■ **EXERCISE GOAL**
Return the records in full, exactly as given.

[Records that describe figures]

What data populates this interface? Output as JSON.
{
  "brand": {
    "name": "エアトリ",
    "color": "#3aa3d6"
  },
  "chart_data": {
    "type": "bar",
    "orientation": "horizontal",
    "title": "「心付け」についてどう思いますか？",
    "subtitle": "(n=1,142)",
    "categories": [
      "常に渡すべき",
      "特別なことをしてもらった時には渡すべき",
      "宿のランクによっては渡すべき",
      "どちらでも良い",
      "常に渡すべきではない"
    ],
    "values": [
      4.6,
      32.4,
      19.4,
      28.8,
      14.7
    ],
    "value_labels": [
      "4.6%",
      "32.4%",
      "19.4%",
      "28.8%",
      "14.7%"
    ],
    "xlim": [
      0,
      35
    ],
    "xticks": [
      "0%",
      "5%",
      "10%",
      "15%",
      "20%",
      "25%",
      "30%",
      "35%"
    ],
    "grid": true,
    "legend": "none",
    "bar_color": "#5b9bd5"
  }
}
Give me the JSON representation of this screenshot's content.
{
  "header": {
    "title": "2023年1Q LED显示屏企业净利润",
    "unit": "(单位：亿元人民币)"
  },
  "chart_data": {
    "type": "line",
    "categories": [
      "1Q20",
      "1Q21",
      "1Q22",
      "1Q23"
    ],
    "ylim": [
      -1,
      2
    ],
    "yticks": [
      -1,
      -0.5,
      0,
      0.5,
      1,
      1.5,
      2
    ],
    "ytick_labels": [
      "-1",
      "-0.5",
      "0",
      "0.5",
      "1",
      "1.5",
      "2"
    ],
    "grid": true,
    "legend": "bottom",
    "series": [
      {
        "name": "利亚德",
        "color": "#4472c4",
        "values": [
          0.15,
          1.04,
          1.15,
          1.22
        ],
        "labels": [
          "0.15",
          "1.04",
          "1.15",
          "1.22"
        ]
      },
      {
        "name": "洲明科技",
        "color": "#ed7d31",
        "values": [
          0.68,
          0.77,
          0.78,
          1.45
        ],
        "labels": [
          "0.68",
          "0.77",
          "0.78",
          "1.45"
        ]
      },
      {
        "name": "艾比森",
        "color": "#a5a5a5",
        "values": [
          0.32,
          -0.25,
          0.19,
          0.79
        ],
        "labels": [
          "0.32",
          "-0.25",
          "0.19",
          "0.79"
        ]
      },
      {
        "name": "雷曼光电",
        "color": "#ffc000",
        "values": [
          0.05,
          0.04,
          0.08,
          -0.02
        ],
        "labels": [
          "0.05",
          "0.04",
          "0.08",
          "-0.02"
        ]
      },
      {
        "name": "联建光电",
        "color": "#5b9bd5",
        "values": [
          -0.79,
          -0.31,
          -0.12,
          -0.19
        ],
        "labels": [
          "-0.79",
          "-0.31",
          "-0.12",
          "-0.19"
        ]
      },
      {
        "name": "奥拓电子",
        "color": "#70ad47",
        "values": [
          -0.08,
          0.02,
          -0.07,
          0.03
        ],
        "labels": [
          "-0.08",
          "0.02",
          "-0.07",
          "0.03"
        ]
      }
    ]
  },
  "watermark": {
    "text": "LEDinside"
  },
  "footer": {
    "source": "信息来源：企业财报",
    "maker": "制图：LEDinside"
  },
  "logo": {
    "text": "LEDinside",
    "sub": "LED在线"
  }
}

■ **RESPONSE TO THIS TASK**
What data populates this interface? Output as JSON.
{
  "brand": {
    "name": "エアトリ",
    "color": "#3aa3d6"
  },
  "chart_data": {
    "type": "bar",
    "orientation": "horizontal",
    "title": "「心付け」についてどう思いますか？",
    "subtitle": "(n=1,142)",
    "categories": [
      "常に渡すべき",
      "特別なことをしてもらった時には渡すべき",
      "宿のランクによっては渡すべき",
      "どちらでも良い",
      "常に渡すべきではない"
    ],
    "values": [
      4.6,
      32.4,
      19.4,
      28.8,
      14.7
    ],
    "value_labels": [
      "4.6%",
      "32.4%",
      "19.4%",
      "28.8%",
      "14.7%"
    ],
    "xlim": [
      0,
      35
    ],
    "xticks": [
      "0%",
      "5%",
      "10%",
      "15%",
      "20%",
      "25%",
      "30%",
      "35%"
    ],
    "grid": true,
    "legend": "none",
    "bar_color": "#5b9bd5"
  }
}
Give me the JSON representation of this screenshot's content.
{
  "header": {
    "title": "2023年1Q LED显示屏企业净利润",
    "unit": "(单位：亿元人民币)"
  },
  "chart_data": {
    "type": "line",
    "categories": [
      "1Q20",
      "1Q21",
      "1Q22",
      "1Q23"
    ],
    "ylim": [
      -1,
      2
    ],
    "yticks": [
      -1,
      -0.5,
      0,
      0.5,
      1,
      1.5,
      2
    ],
    "ytick_labels": [
      "-1",
      "-0.5",
      "0",
      "0.5",
      "1",
      "1.5",
      "2"
    ],
    "grid": true,
    "legend": "bottom",
    "series": [
      {
        "name": "利亚德",
        "color": "#4472c4",
        "values": [
          0.15,
          1.04,
          1.15,
          1.22
        ],
        "labels": [
          "0.15",
          "1.04",
          "1.15",
          "1.22"
        ]
      },
      {
        "name": "洲明科技",
        "color": "#ed7d31",
        "values": [
          0.68,
          0.77,
          0.78,
          1.45
        ],
        "labels": [
          "0.68",
          "0.77",
          "0.78",
          "1.45"
        ]
      },
      {
        "name": "艾比森",
        "color": "#a5a5a5",
        "values": [
          0.32,
          -0.25,
          0.19,
          0.79
        ],
        "labels": [
          "0.32",
          "-0.25",
          "0.19",
          "0.79"
        ]
      },
      {
        "name": "雷曼光电",
        "color": "#ffc000",
        "values": [
          0.05,
          0.04,
          0.08,
          -0.02
        ],
        "labels": [
          "0.05",
          "0.04",
          "0.08",
          "-0.02"
        ]
      },
      {
        "name": "联建光电",
        "color": "#5b9bd5",
        "values": [
          -0.79,
          -0.31,
          -0.12,
          -0.19
        ],
        "labels": [
          "-0.79",
          "-0.31",
          "-0.12",
          "-0.19"
        ]
      },
      {
        "name": "奥拓电子",
        "color": "#70ad47",
        "values": [
          -0.08,
          0.02,
          -0.07,
          0.03
        ],
        "labels": [
          "-0.08",
          "0.02",
          "-0.07",
          "0.03"
        ]
      }
    ]
  },
  "watermark": {
    "text": "LEDinside"
  },
  "footer": {
    "source": "信息来源：企业财报",
    "maker": "制图：LEDinside"
  },
  "logo": {
    "text": "LEDinside",
    "sub": "LED在线"
  }
}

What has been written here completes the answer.